**Liste des tâches**
1. Résumez en deux phrases le texte sur la pêche et le réchauffement des lacs.
2. Veuillez écrire la suite du texte sur la pêche et le réchauffement des lacs, à partir de sa dernière phrase.

**Texte de l'exercice**
──────────

Des résultats inattendus
L'analyse a révélé une tendance claire. La pêche récréative a été identifiée comme la principale cause de déclin dans 48 % des 521 populations de poissons étudiées. En comparaison, le réchauffement des eaux n'était le facteur dominant que pour 1 % d'entre elles.
La Pêche en Chiffres
Selon les données de l'étude, l'impact de l'activité humaine directe via la pêche est presque 50 fois plus susceptible d'être le principal moteur du déclin d'une population de poissons locale que le réchauffement climatique dans les lacs étudiés.
« Nos données proviennent de lacs qui sont fortement pêchés. Ils sont fréquemment surveillés, donc le fait que la pêche joue un rôle dans la dynamique des populations est attendu », a expliqué Xu. « Mais l'impact écrasant de la pêche par rapport au réchauffement a été un peu surprenant pour moi. »
L'effet nuancé du changement climatique
Bien que son impact soit moindre que celui de la pêche dans cette étude, le réchauffement climatique n'est pas sans effet sur les écosystèmes aquatiques. Les chercheurs ont constaté que ses conséquences varient considérablement selon les espèces de poissons.
- Poissons d'eau froide : Des espèces comme le cisco sont clairement affectées négativement par la hausse des températures de l'eau. Leur habitat se réduit et leur survie devient plus difficile.
- Poissons d'eau fraîche : Le grand brochet et d'autres espèces similaires n'ont pas encore montré de signes généralisés d'impacts négatifs liés au réchauffement.

──────────

**Extraits de données**
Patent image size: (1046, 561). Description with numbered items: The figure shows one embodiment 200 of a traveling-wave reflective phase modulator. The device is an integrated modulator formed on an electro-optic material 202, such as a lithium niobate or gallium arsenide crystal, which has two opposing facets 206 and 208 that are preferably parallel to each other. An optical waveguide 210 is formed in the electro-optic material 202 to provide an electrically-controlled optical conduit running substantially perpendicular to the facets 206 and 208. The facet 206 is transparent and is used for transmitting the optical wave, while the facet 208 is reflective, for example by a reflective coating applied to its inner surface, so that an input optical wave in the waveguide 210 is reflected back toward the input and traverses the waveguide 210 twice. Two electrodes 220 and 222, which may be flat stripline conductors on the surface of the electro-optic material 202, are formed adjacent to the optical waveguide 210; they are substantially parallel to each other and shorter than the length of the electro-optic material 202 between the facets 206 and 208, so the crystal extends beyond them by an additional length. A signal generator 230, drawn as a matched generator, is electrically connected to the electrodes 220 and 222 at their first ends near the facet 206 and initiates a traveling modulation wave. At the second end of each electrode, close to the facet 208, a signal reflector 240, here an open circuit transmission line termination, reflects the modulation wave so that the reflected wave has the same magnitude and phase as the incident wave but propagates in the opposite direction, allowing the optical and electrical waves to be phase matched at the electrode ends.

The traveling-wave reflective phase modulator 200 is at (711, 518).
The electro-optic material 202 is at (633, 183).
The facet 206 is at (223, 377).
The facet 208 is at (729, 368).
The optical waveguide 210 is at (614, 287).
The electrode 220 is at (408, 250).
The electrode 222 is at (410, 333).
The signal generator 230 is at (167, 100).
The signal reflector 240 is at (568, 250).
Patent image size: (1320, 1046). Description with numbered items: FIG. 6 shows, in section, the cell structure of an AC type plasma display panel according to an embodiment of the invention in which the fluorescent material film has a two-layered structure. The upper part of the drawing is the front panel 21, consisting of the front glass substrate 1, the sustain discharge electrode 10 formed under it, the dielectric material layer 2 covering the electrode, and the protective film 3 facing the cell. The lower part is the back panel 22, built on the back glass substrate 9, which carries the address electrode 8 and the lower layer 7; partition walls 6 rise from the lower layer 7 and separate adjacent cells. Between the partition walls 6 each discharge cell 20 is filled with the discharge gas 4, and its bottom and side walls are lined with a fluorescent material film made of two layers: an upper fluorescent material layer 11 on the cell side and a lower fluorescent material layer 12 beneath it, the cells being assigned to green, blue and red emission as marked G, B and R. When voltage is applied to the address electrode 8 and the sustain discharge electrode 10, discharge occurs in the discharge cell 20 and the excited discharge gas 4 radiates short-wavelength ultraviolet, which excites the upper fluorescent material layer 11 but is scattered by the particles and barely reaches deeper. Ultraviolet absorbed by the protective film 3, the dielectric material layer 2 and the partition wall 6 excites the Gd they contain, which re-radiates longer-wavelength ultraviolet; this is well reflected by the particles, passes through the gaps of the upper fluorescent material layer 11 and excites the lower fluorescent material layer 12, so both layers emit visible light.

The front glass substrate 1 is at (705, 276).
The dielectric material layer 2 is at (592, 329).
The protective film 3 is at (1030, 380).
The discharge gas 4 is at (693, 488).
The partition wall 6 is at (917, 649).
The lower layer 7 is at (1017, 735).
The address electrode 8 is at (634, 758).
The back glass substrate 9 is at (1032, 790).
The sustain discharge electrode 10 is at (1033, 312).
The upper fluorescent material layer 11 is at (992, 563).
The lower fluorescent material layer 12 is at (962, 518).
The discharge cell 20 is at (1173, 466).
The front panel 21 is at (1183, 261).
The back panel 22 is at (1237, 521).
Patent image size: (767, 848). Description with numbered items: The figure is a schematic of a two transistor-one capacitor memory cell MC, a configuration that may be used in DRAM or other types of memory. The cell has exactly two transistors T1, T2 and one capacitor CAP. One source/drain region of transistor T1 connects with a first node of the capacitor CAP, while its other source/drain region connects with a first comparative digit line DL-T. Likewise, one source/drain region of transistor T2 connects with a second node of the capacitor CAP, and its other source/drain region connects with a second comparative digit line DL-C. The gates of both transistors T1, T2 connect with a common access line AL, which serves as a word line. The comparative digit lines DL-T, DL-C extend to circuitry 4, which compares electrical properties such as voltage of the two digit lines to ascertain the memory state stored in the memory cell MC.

──────────

**Réponses par tâche**
1. Sur les 521 populations de poissons étudiées, la pêche récréative est la principale cause de déclin dans 48 % des cas, alors que le réchauffement des eaux ne domine que dans 1 % d'entre elles. Le réchauffement touche toutefois les espèces de façon inégale : les poissons d'eau froide comme le cisco en souffrent clairement, tandis que le grand brochet et d'autres poissons d'eau fraîche n'en montrent pas encore de signes négatifs généralisés.

2.
- Poissons d'eau chaude : De manière intéressante, des espèces comme l'achigan à grande bouche et le crapet arlequin ont vu leur productivité augmenter avec des eaux plus chaudes.
Un bénéfice à court terme
Le professeur Olaf Jensen met en garde contre une interprétation trop optimiste des effets positifs du réchauffement sur certaines espèces. Ce phénomène pourrait n'être que temporaire. « Alors que le réchauffement climatique se poursuit, nous verrons probablement certaines de ces populations qui ont jusqu'à présent bénéficié du réchauffement dépasser le pic et se retrouver dans une situation où elles n'en bénéficient plus, et en fait, elles sont négativement impactées », a-t-il précisé.
La gestion de la pêche, un levier d'action concret
Loin d'être alarmistes, les conclusions de l'étude apportent une note d'espoir. Elles montrent qu'il existe un moyen direct et efficace d'améliorer la santé des populations de poissons, un moyen qui est à la portée des gestionnaires locaux et des citoyens.
« Le changement climatique semble être l'un de ces grands problèmes qui dépassent largement nos capacités d'action au niveau individuel », a commenté le professeur Jensen. « Mais ce que nous voyons ici, c'est qu'il y a une certaine capacité à avoir un impact positif sur nos populations de poissons grâce à la gestion de la pêche. »
Cette gestion peut prendre plusieurs formes, souvent mises en œuvre par des agences comme le Département des Ressources Naturelles du Wisconsin (DNR). Les outils les plus courants incluent :
- La définition de limites de taille pour les prises.
- L'instauration de quotas de capture (limites de panier).
- La régulation des saisons de pêche pour protéger les périodes de reproduction.
Les auteurs de l'étude ont déjà partagé leurs découvertes avec le DNR et des biologistes de tribus amérindiennes, qui gèrent également des ressources halieutiques importantes dans la région.
Un appel à l'équilibre
Les chercheurs ne préconisent pas l'arrêt de la pêche, mais plutôt une pratique plus consciente et mieux régulée. La pêche est une activité culturelle et économique importante pour de nombreuses communautés.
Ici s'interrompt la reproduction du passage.